- DATA FOR THIS TASK:
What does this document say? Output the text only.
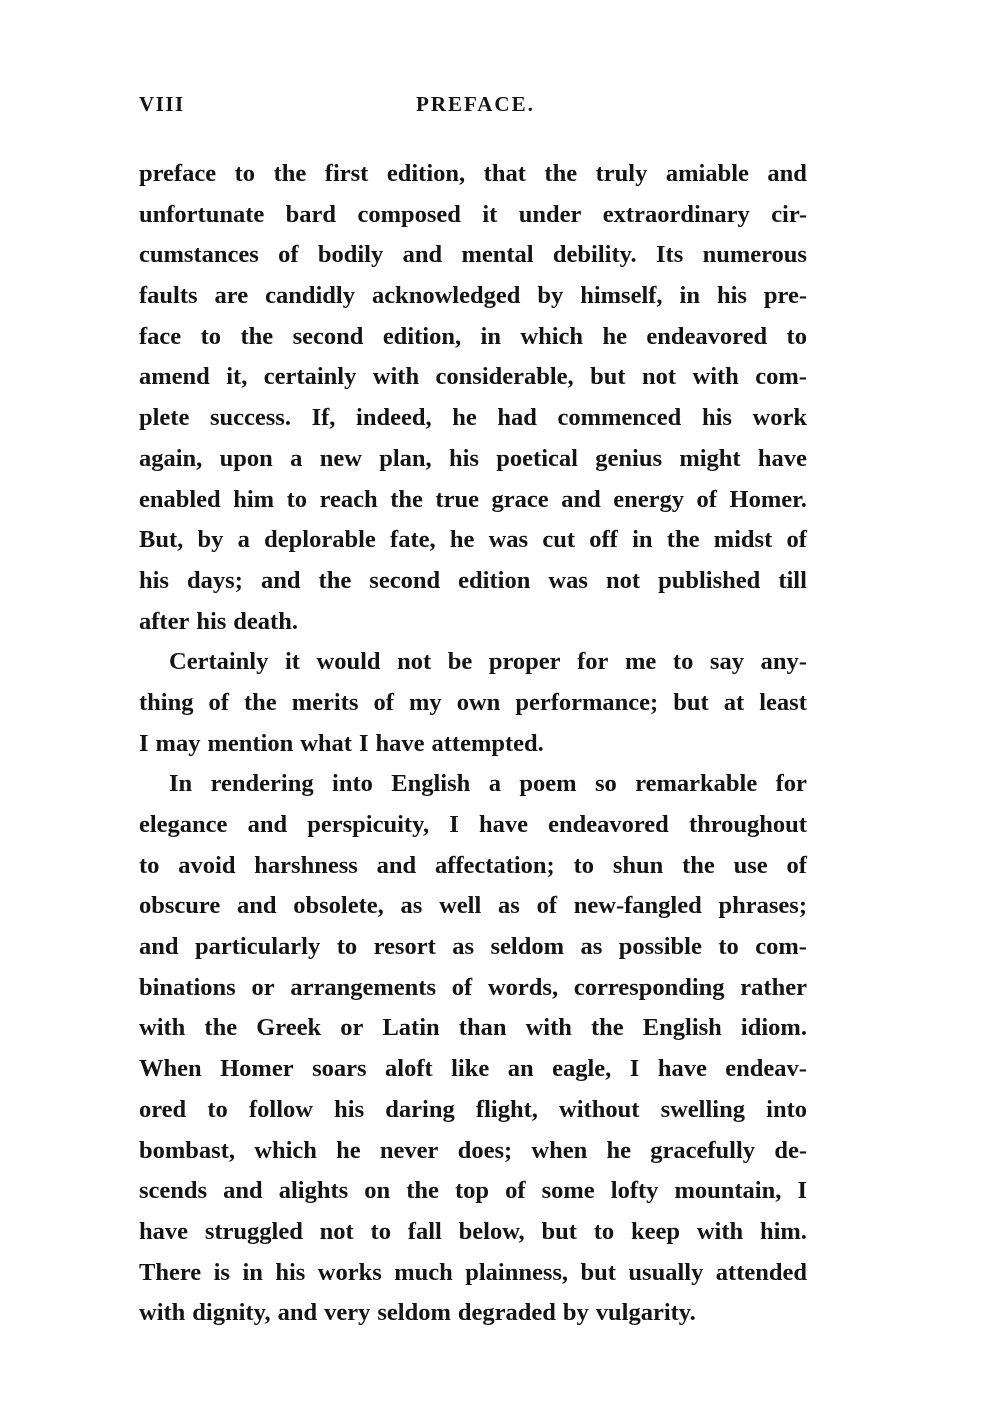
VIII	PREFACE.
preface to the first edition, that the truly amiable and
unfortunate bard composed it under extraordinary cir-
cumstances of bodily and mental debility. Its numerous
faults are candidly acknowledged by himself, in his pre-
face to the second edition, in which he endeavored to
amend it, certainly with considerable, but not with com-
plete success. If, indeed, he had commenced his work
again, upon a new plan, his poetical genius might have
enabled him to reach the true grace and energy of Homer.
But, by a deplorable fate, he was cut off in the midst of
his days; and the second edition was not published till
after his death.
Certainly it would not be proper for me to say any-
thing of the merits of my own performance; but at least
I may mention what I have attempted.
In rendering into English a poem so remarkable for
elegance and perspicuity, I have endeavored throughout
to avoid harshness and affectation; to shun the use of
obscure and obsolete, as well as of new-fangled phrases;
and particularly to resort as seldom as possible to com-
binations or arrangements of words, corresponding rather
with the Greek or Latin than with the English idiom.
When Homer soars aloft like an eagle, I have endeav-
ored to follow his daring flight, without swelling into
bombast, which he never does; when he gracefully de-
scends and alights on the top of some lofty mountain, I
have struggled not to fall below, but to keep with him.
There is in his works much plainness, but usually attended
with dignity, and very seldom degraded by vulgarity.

- YOUR TASK:
Figure out how many lines above include the string "endeavored", then report that number and nothing else.

- OUTPUT FOR THIS EXERCISE:
2